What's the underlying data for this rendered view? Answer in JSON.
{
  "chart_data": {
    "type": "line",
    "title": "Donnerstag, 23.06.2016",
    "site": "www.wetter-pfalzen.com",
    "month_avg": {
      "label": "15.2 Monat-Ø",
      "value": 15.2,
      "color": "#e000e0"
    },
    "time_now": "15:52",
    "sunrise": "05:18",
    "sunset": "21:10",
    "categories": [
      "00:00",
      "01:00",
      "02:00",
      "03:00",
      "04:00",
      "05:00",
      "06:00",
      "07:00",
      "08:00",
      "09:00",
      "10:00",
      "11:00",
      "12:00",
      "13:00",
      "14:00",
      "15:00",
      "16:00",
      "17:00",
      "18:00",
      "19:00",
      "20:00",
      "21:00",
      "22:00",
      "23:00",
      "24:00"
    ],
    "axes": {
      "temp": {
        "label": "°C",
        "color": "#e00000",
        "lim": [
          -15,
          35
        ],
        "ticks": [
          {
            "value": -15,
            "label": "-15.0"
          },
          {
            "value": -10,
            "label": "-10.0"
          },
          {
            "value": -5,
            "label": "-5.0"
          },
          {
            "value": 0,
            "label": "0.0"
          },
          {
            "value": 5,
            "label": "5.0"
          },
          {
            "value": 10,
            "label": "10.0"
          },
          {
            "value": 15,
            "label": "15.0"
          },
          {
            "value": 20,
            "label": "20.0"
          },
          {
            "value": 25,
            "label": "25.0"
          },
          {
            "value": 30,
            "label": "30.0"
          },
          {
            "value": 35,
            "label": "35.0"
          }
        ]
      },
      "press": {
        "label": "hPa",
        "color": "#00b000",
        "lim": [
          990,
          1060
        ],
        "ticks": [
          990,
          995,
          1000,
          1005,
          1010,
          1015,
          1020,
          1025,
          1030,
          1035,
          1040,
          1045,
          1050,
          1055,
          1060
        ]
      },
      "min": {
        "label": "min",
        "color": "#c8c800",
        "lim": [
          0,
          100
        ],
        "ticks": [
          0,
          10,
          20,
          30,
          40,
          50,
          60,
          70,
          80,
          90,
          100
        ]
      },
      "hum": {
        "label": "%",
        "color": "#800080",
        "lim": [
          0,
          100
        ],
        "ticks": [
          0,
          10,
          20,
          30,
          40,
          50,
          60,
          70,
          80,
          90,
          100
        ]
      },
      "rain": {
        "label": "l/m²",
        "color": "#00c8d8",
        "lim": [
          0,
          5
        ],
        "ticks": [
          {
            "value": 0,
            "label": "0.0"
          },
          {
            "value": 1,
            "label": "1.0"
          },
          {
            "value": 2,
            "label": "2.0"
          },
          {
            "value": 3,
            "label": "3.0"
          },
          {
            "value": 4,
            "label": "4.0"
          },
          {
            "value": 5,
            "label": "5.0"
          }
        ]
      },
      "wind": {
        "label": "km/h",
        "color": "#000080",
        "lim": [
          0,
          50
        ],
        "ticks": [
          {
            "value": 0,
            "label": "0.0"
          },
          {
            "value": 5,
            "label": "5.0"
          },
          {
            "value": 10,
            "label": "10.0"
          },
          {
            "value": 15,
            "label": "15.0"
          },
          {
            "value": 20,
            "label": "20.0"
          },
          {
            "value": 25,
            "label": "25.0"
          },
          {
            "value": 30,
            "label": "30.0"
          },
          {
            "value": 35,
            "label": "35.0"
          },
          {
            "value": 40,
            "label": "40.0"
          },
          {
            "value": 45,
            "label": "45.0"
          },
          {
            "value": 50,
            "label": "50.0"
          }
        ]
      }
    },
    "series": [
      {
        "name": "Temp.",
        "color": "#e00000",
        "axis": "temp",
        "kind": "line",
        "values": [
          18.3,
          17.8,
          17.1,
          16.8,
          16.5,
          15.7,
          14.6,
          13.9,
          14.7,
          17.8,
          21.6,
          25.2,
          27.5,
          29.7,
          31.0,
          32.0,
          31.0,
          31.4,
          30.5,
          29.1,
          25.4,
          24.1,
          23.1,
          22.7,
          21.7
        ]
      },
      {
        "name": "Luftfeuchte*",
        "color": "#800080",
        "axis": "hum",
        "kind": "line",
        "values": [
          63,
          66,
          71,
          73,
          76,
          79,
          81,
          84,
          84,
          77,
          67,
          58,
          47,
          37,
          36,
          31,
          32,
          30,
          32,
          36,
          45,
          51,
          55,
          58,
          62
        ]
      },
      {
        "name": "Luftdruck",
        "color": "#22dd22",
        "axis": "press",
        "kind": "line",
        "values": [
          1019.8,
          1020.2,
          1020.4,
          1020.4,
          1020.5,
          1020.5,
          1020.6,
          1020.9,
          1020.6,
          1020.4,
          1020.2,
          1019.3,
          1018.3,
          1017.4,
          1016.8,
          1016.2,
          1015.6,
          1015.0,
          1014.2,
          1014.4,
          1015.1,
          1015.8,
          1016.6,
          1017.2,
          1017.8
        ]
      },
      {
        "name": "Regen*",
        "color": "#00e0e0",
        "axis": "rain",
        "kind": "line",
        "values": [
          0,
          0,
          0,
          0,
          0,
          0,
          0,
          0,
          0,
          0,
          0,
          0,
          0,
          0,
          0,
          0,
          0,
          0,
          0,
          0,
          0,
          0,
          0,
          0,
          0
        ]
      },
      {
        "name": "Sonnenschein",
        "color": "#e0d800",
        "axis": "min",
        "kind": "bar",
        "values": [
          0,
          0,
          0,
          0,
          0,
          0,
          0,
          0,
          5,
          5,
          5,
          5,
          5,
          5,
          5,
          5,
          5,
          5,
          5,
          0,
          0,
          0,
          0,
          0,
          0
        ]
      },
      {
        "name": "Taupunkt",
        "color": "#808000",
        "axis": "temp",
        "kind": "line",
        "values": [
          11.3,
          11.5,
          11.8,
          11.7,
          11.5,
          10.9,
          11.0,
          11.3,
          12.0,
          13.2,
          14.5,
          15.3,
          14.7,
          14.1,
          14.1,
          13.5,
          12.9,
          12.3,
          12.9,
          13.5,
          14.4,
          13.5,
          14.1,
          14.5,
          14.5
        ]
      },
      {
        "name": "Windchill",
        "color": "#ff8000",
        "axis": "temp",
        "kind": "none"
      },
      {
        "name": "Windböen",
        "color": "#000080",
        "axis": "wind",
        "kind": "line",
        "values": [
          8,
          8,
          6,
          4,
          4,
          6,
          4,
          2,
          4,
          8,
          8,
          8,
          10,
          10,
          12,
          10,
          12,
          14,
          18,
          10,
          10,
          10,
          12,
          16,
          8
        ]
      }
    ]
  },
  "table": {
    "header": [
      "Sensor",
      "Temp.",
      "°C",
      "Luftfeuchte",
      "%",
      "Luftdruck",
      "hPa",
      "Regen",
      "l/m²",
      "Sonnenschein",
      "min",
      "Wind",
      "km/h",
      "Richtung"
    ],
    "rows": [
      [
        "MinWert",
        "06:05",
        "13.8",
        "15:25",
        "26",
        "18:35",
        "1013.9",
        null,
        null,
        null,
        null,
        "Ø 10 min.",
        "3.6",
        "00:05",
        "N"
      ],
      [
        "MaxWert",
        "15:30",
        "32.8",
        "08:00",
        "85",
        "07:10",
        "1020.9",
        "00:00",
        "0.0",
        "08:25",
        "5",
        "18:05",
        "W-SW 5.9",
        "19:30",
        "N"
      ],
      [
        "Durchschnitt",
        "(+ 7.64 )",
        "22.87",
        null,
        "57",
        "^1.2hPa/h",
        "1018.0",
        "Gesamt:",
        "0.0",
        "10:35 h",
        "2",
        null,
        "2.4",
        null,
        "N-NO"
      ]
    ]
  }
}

^^^^^^^^^^^^^^^^

[Your instructions]
Exact output of every entry is required.

[Finished task]
What's the underlying data for this rendered view? Answer in JSON.
{
  "chart_data": {
    "type": "line",
    "title": "Donnerstag, 23.06.2016",
    "site": "www.wetter-pfalzen.com",
    "month_avg": {
      "label": "15.2 Monat-Ø",
      "value": 15.2,
      "color": "#e000e0"
    },
    "time_now": "15:52",
    "sunrise": "05:18",
    "sunset": "21:10",
    "categories": [
      "00:00",
      "01:00",
      "02:00",
      "03:00",
      "04:00",
      "05:00",
      "06:00",
      "07:00",
      "08:00",
      "09:00",
      "10:00",
      "11:00",
      "12:00",
      "13:00",
      "14:00",
      "15:00",
      "16:00",
      "17:00",
      "18:00",
      "19:00",
      "20:00",
      "21:00",
      "22:00",
      "23:00",
      "24:00"
    ],
    "axes": {
      "temp": {
        "label": "°C",
        "color": "#e00000",
        "lim": [
          -15,
          35
        ],
        "ticks": [
          {
            "value": -15,
            "label": "-15.0"
          },
          {
            "value": -10,
            "label": "-10.0"
          },
          {
            "value": -5,
            "label": "-5.0"
          },
          {
            "value": 0,
            "label": "0.0"
          },
          {
            "value": 5,
            "label": "5.0"
          },
          {
            "value": 10,
            "label": "10.0"
          },
          {
            "value": 15,
            "label": "15.0"
          },
          {
            "value": 20,
            "label": "20.0"
          },
          {
            "value": 25,
            "label": "25.0"
          },
          {
            "value": 30,
            "label": "30.0"
          },
          {
            "value": 35,
            "label": "35.0"
          }
        ]
      },
      "press": {
        "label": "hPa",
        "color": "#00b000",
        "lim": [
          990,
          1060
        ],
        "ticks": [
          990,
          995,
          1000,
          1005,
          1010,
          1015,
          1020,
          1025,
          1030,
          1035,
          1040,
          1045,
          1050,
          1055,
          1060
        ]
      },
      "min": {
        "label": "min",
        "color": "#c8c800",
        "lim": [
          0,
          100
        ],
        "ticks": [
          0,
          10,
          20,
          30,
          40,
          50,
          60,
          70,
          80,
          90,
          100
        ]
      },
      "hum": {
        "label": "%",
        "color": "#800080",
        "lim": [
          0,
          100
        ],
        "ticks": [
          0,
          10,
          20,
          30,
          40,
          50,
          60,
          70,
          80,
          90,
          100
        ]
      },
      "rain": {
        "label": "l/m²",
        "color": "#00c8d8",
        "lim": [
          0,
          5
        ],
        "ticks": [
          {
            "value": 0,
            "label": "0.0"
          },
          {
            "value": 1,
            "label": "1.0"
          },
          {
            "value": 2,
            "label": "2.0"
          },
          {
            "value": 3,
            "label": "3.0"
          },
          {
            "value": 4,
            "label": "4.0"
          },
          {
            "value": 5,
            "label": "5.0"
          }
        ]
      },
      "wind": {
        "label": "km/h",
        "color": "#000080",
        "lim": [
          0,
          50
        ],
        "ticks": [
          {
            "value": 0,
            "label": "0.0"
          },
          {
            "value": 5,
            "label": "5.0"
          },
          {
            "value": 10,
            "label": "10.0"
          },
          {
            "value": 15,
            "label": "15.0"
          },
          {
            "value": 20,
            "label": "20.0"
          },
          {
            "value": 25,
            "label": "25.0"
          },
          {
            "value": 30,
            "label": "30.0"
          },
          {
            "value": 35,
            "label": "35.0"
          },
          {
            "value": 40,
            "label": "40.0"
          },
          {
            "value": 45,
            "label": "45.0"
          },
          {
            "value": 50,
            "label": "50.0"
          }
        ]
      }
    },
    "series": [
      {
        "name": "Temp.",
        "color": "#e00000",
        "axis": "temp",
        "kind": "line",
        "values": [
          18.3,
          17.8,
          17.1,
          16.8,
          16.5,
          15.7,
          14.6,
          13.9,
          14.7,
          17.8,
          21.6,
          25.2,
          27.5,
          29.7,
          31.0,
          32.0,
          31.0,
          31.4,
          30.5,
          29.1,
          25.4,
          24.1,
          23.1,
          22.7,
          21.7
        ]
      },
      {
        "name": "Luftfeuchte*",
        "color": "#800080",
        "axis": "hum",
        "kind": "line",
        "values": [
          63,
          66,
          71,
          73,
          76,
          79,
          81,
          84,
          84,
          77,
          67,
          58,
          47,
          37,
          36,
          31,
          32,
          30,
          32,
          36,
          45,
          51,
          55,
          58,
          62
        ]
      },
      {
        "name": "Luftdruck",
        "color": "#22dd22",
        "axis": "press",
        "kind": "line",
        "values": [
          1019.8,
          1020.2,
          1020.4,
          1020.4,
          1020.5,
          1020.5,
          1020.6,
          1020.9,
          1020.6,
          1020.4,
          1020.2,
          1019.3,
          1018.3,
          1017.4,
          1016.8,
          1016.2,
          1015.6,
          1015.0,
          1014.2,
          1014.4,
          1015.1,
          1015.8,
          1016.6,
          1017.2,
          1017.8
        ]
      },
      {
        "name": "Regen*",
        "color": "#00e0e0",
        "axis": "rain",
        "kind": "line",
        "values": [
          0,
          0,
          0,
          0,
          0,
          0,
          0,
          0,
          0,
          0,
          0,
          0,
          0,
          0,
          0,
          0,
          0,
          0,
          0,
          0,
          0,
          0,
          0,
          0,
          0
        ]
      },
      {
        "name": "Sonnenschein",
        "color": "#e0d800",
        "axis": "min",
        "kind": "bar",
        "values": [
          0,
          0,
          0,
          0,
          0,
          0,
          0,
          0,
          5,
          5,
          5,
          5,
          5,
          5,
          5,
          5,
          5,
          5,
          5,
          0,
          0,
          0,
          0,
          0,
          0
        ]
      },
      {
        "name": "Taupunkt",
        "color": "#808000",
        "axis": "temp",
        "kind": "line",
        "values": [
          11.3,
          11.5,
          11.8,
          11.7,
          11.5,
          10.9,
          11.0,
          11.3,
          12.0,
          13.2,
          14.5,
          15.3,
          14.7,
          14.1,
          14.1,
          13.5,
          12.9,
          12.3,
          12.9,
          13.5,
          14.4,
          13.5,
          14.1,
          14.5,
          14.5
        ]
      },
      {
        "name": "Windchill",
        "color": "#ff8000",
        "axis": "temp",
        "kind": "none"
      },
      {
        "name": "Windböen",
        "color": "#000080",
        "axis": "wind",
        "kind": "line",
        "values": [
          8,
          8,
          6,
          4,
          4,
          6,
          4,
          2,
          4,
          8,
          8,
          8,
          10,
          10,
          12,
          10,
          12,
          14,
          18,
          10,
          10,
          10,
          12,
          16,
          8
        ]
      }
    ]
  },
  "table": {
    "header": [
      "Sensor",
      "Temp.",
      "°C",
      "Luftfeuchte",
      "%",
      "Luftdruck",
      "hPa",
      "Regen",
      "l/m²",
      "Sonnenschein",
      "min",
      "Wind",
      "km/h",
      "Richtung"
    ],
    "rows": [
      [
        "MinWert",
        "06:05",
        "13.8",
        "15:25",
        "26",
        "18:35",
        "1013.9",
        null,
        null,
        null,
        null,
        "Ø 10 min.",
        "3.6",
        "00:05",
        "N"
      ],
      [
        "MaxWert",
        "15:30",
        "32.8",
        "08:00",
        "85",
        "07:10",
        "1020.9",
        "00:00",
        "0.0",
        "08:25",
        "5",
        "18:05",
        "W-SW 5.9",
        "19:30",
        "N"
      ],
      [
        "Durchschnitt",
        "(+ 7.64 )",
        "22.87",
        null,
        "57",
        "^1.2hPa/h",
        "1018.0",
        "Gesamt:",
        "0.0",
        "10:35 h",
        "2",
        null,
        "2.4",
        null,
        "N-NO"
      ]
    ]
  }
}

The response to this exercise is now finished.